I like French Films! Pretentious Boring French Films!
ITEM! My site gets results. At TIFF 2006, I wrote in a review of Patrice Leconte’s MY BEST FRIEND:
One more thing. Patrice … I am recommending your latest film. Now can we please get MONSIEUR HIRE (the movie that won you my eternal esteem) out on North American home video in something other than an out-of-print pan-and-scan VHS. thanksbud
I therefore officially take credit for MONSIEUR HIRE’s coming out on North American DVD in November, which I had long been waiting for because it was the first foreign film I saw more than once in a theater. I bought it first day it was available and watched it a couple of weeks later. I remember being utterly beguiled back in 1990 by the notion that a snooty subtitled movie in an incomprehensible language could be such an accessible, watchable, tense thriller. So tense indeed, that it gave me an entirely pleasurable lesson as a young cinephile about patience (it obviously wasn’t a thrill-ride like THE TERMINATOR). But I hadn’t seen HIRE for more than a decade but, I found, it stood up, as good as ever (and Leconte has never since come close to it).

Data excerpts.

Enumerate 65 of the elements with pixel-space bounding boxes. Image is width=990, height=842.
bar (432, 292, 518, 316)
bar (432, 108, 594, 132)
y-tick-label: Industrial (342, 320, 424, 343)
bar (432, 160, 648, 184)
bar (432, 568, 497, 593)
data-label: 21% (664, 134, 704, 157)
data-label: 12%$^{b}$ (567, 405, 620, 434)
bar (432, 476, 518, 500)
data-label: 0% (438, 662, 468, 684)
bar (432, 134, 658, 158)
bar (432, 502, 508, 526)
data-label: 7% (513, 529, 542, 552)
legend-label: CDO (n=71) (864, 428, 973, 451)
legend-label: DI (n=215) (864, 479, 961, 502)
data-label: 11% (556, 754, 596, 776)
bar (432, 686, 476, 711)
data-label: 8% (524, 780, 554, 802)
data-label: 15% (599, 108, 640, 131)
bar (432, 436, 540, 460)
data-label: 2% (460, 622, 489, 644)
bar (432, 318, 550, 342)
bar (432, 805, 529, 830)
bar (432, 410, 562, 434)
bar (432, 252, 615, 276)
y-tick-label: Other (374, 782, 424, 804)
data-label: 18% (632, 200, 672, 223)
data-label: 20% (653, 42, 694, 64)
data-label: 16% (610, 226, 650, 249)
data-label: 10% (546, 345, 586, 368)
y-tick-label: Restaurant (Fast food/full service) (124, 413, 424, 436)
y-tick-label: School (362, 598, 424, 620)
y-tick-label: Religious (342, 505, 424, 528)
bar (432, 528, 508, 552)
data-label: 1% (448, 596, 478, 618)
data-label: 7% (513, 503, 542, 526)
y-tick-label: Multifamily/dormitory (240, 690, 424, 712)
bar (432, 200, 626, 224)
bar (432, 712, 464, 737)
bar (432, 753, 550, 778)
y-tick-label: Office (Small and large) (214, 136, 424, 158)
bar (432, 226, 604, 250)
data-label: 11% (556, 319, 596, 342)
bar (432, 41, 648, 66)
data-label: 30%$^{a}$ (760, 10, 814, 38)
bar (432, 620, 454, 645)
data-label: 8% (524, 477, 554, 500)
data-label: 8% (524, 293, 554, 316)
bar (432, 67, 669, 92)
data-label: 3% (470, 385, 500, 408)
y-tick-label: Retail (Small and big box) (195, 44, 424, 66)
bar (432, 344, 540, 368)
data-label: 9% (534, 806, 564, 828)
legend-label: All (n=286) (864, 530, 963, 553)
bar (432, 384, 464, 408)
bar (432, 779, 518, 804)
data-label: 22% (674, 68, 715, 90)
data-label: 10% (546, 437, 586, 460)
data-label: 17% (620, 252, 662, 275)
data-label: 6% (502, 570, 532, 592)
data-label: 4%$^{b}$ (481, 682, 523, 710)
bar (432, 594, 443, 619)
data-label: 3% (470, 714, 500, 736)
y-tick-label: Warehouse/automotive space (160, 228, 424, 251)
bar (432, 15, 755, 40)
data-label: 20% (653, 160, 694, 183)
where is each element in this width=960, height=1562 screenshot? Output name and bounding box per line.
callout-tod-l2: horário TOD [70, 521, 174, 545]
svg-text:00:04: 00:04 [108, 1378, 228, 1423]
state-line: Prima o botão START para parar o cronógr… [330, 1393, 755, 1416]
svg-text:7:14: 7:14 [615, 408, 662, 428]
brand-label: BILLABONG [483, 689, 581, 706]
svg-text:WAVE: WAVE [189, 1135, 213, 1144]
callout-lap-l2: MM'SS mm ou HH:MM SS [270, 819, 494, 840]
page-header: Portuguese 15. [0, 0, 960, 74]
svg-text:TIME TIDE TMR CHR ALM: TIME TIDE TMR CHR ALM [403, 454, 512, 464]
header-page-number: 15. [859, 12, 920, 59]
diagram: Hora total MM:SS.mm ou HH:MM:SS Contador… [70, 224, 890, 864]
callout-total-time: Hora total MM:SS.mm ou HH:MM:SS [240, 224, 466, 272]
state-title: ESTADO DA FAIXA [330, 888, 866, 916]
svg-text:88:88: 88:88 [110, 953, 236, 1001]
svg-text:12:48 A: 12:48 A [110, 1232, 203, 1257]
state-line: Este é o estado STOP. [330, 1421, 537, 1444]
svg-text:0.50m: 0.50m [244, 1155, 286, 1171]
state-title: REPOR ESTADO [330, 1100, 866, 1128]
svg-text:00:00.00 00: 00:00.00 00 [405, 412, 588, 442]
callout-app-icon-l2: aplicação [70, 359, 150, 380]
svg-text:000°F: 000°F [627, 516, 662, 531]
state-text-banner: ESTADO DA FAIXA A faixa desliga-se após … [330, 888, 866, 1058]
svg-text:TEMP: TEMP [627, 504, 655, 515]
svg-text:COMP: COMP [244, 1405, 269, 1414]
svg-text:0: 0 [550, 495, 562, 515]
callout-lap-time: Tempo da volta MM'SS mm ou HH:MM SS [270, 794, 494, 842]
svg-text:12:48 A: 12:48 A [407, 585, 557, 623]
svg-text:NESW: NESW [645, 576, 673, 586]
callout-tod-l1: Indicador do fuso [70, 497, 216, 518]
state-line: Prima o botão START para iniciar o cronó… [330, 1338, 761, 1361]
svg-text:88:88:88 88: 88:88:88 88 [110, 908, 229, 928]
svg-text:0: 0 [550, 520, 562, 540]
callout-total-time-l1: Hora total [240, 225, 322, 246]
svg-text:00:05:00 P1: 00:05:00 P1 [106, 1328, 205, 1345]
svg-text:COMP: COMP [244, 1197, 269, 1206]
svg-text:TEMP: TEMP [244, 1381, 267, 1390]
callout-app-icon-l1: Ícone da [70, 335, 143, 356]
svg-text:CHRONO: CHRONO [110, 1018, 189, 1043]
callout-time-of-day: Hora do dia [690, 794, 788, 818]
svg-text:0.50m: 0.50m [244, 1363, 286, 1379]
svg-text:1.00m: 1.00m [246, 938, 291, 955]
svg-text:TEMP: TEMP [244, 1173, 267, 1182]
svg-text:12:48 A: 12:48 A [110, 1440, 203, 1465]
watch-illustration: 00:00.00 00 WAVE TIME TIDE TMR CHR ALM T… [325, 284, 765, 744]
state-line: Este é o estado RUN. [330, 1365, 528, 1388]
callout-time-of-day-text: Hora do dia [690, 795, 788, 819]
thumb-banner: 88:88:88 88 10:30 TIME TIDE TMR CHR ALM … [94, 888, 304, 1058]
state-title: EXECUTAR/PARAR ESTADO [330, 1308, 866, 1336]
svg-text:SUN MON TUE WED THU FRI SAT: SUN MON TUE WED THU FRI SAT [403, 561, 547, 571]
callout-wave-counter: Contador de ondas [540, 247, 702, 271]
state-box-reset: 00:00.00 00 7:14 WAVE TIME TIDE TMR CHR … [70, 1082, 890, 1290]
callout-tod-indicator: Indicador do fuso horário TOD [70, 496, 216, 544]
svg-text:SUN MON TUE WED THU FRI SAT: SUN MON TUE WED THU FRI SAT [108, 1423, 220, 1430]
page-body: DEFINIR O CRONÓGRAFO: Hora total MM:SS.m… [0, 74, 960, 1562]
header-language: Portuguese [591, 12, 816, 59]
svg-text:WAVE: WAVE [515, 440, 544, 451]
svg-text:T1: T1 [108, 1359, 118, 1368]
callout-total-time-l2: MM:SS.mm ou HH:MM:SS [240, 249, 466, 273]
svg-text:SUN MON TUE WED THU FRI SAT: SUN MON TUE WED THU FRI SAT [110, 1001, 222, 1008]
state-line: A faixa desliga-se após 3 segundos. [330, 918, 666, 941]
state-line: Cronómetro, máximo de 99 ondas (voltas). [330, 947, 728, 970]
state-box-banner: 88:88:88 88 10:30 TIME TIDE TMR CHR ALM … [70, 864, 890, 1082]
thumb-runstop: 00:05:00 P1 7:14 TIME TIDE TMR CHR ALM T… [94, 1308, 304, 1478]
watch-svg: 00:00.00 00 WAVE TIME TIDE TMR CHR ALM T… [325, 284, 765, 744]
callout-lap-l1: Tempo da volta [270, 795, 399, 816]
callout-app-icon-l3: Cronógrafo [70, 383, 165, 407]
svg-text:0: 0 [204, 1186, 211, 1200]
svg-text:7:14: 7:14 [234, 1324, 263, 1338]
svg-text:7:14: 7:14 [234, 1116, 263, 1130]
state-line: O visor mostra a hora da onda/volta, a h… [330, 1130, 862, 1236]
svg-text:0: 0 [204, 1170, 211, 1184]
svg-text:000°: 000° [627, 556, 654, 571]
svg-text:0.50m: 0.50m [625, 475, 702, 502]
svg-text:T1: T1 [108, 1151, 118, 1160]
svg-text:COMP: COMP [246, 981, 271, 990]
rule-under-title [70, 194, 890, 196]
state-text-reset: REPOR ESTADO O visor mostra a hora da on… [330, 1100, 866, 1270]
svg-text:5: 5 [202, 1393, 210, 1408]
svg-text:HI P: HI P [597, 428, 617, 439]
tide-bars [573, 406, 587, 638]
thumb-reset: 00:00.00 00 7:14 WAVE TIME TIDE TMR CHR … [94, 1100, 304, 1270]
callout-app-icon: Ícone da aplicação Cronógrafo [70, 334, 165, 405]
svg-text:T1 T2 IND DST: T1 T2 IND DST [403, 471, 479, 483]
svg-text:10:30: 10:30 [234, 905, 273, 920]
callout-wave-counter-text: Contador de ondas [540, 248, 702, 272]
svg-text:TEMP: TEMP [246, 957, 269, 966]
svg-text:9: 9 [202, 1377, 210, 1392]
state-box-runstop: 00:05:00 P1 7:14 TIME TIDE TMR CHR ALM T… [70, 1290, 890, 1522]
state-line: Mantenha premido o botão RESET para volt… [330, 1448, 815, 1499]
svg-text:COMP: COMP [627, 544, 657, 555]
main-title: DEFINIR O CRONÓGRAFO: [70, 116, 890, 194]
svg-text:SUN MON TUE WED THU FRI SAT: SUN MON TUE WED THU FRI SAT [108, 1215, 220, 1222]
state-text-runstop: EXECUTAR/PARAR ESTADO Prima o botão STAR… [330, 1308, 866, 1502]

Task to carry out. Extend the post about Patrice Leconte's MONSIEUR HIRE beyond its final sentence. The material has no role here.

Response to this task.
The comparisons with Hitchcock and REAR WINDOW were obvious (both movies center on a man who looks out a window and witnesses a crime, though Hire is a suspect while LB Jeffries is not), but HIRE didn’t suffer by the comparison, rather it was enriched by it. Indeed, to use the REAR WINDOW template, HIRE begins (so to speak, not literally) with the shot when Thorvald breaks the 4th wall and looks at Jeff/the audience. This is one of the most unsettling moments in movie history, but HIRE takes it for granted. WINDOW is about voyeurism against someone unwitting; HIRE is the post-modern remake, about voyeurism on someone who knows, and Sandrine Bonnaire knows how to play up her beauty without coming across slutty or affected.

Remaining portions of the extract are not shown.